• [STATED PROBLEM]: Every entry below must appear again, exactly as written.

• [THE RECORDS]:
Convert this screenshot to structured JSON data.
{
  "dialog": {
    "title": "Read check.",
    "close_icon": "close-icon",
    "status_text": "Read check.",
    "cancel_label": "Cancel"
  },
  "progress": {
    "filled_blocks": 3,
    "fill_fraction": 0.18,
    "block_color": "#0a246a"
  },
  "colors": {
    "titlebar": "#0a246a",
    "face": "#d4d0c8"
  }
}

• [FINAL ANSWER]:
Convert this screenshot to structured JSON data.
{
  "dialog": {
    "title": "Read check.",
    "close_icon": "close-icon",
    "status_text": "Read check.",
    "cancel_label": "Cancel"
  },
  "progress": {
    "filled_blocks": 3,
    "fill_fraction": 0.18,
    "block_color": "#0a246a"
  },
  "colors": {
    "titlebar": "#0a246a",
    "face": "#d4d0c8"
  }
}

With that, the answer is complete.